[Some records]

▽

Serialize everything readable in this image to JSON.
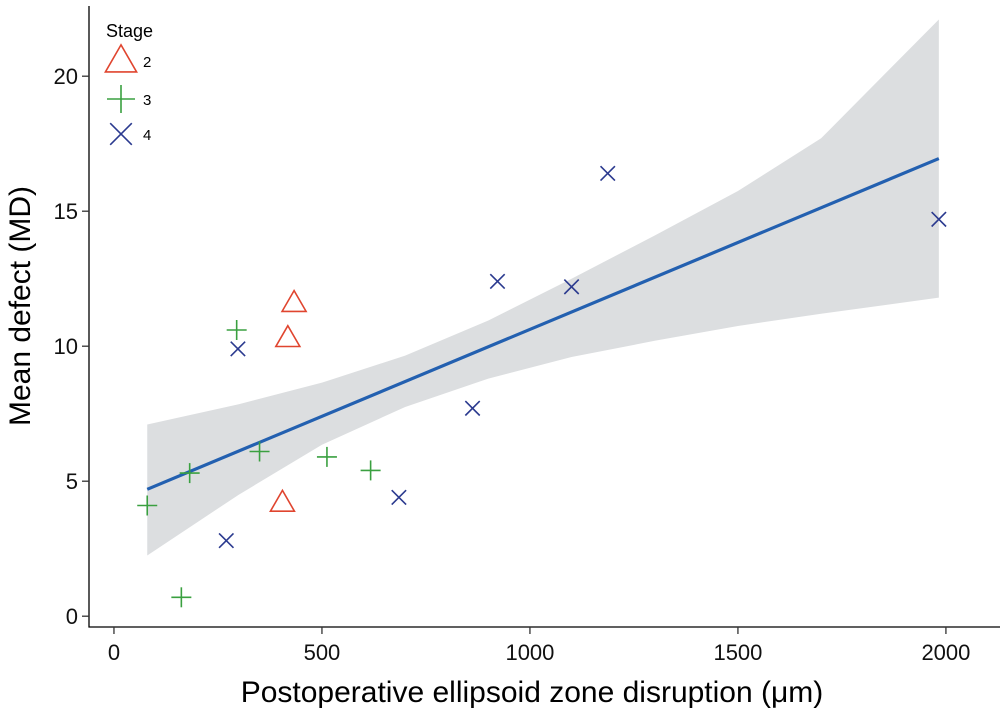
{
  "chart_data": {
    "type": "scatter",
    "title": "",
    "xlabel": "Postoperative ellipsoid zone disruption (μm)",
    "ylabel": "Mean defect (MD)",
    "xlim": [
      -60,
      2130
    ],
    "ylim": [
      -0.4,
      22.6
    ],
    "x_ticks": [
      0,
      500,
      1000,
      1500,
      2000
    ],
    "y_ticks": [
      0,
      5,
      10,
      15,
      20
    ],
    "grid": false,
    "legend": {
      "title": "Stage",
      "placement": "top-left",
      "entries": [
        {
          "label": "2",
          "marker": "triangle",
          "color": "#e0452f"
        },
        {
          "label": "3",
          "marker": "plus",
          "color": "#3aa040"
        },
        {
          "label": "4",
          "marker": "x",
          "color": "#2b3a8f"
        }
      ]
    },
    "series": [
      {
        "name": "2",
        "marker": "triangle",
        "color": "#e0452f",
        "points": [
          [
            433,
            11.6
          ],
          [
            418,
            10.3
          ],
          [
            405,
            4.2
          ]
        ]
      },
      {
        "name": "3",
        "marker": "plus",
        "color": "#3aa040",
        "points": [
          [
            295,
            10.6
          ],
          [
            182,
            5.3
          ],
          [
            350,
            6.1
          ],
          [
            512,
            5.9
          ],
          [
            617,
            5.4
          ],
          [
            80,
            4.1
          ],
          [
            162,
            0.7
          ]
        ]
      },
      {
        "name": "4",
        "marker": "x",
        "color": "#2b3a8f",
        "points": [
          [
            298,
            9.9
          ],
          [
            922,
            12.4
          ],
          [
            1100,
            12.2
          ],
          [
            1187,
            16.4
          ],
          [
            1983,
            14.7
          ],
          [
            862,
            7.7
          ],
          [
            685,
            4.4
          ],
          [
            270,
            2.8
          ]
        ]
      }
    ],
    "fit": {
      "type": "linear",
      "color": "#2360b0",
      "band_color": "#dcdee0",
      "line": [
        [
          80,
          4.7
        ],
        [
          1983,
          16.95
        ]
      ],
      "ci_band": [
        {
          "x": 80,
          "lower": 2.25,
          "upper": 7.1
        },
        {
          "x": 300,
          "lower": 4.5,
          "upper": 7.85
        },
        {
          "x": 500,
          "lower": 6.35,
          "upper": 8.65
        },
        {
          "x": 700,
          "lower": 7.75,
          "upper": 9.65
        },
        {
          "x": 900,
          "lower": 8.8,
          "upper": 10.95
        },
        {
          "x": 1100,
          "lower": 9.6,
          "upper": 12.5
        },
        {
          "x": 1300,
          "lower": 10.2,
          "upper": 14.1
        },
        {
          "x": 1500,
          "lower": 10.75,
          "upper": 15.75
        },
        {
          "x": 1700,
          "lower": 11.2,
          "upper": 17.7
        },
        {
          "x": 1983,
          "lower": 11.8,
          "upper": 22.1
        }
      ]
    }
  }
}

△

• [Brief]:
Transcribe every entry above exactly. Omit all pictures.

• [Reply]:
Serialize everything readable in this image to JSON.
{
  "chart_data": {
    "type": "scatter",
    "title": "",
    "xlabel": "Postoperative ellipsoid zone disruption (μm)",
    "ylabel": "Mean defect (MD)",
    "xlim": [
      -60,
      2130
    ],
    "ylim": [
      -0.4,
      22.6
    ],
    "x_ticks": [
      0,
      500,
      1000,
      1500,
      2000
    ],
    "y_ticks": [
      0,
      5,
      10,
      15,
      20
    ],
    "grid": false,
    "legend": {
      "title": "Stage",
      "placement": "top-left",
      "entries": [
        {
          "label": "2",
          "marker": "triangle",
          "color": "#e0452f"
        },
        {
          "label": "3",
          "marker": "plus",
          "color": "#3aa040"
        },
        {
          "label": "4",
          "marker": "x",
          "color": "#2b3a8f"
        }
      ]
    },
    "series": [
      {
        "name": "2",
        "marker": "triangle",
        "color": "#e0452f",
        "points": [
          [
            433,
            11.6
          ],
          [
            418,
            10.3
          ],
          [
            405,
            4.2
          ]
        ]
      },
      {
        "name": "3",
        "marker": "plus",
        "color": "#3aa040",
        "points": [
          [
            295,
            10.6
          ],
          [
            182,
            5.3
          ],
          [
            350,
            6.1
          ],
          [
            512,
            5.9
          ],
          [
            617,
            5.4
          ],
          [
            80,
            4.1
          ],
          [
            162,
            0.7
          ]
        ]
      },
      {
        "name": "4",
        "marker": "x",
        "color": "#2b3a8f",
        "points": [
          [
            298,
            9.9
          ],
          [
            922,
            12.4
          ],
          [
            1100,
            12.2
          ],
          [
            1187,
            16.4
          ],
          [
            1983,
            14.7
          ],
          [
            862,
            7.7
          ],
          [
            685,
            4.4
          ],
          [
            270,
            2.8
          ]
        ]
      }
    ],
    "fit": {
      "type": "linear",
      "color": "#2360b0",
      "band_color": "#dcdee0",
      "line": [
        [
          80,
          4.7
        ],
        [
          1983,
          16.95
        ]
      ],
      "ci_band": [
        {
          "x": 80,
          "lower": 2.25,
          "upper": 7.1
        },
        {
          "x": 300,
          "lower": 4.5,
          "upper": 7.85
        },
        {
          "x": 500,
          "lower": 6.35,
          "upper": 8.65
        },
        {
          "x": 700,
          "lower": 7.75,
          "upper": 9.65
        },
        {
          "x": 900,
          "lower": 8.8,
          "upper": 10.95
        },
        {
          "x": 1100,
          "lower": 9.6,
          "upper": 12.5
        },
        {
          "x": 1300,
          "lower": 10.2,
          "upper": 14.1
        },
        {
          "x": 1500,
          "lower": 10.75,
          "upper": 15.75
        },
        {
          "x": 1700,
          "lower": 11.2,
          "upper": 17.7
        },
        {
          "x": 1983,
          "lower": 11.8,
          "upper": 22.1
        }
      ]
    }
  }
}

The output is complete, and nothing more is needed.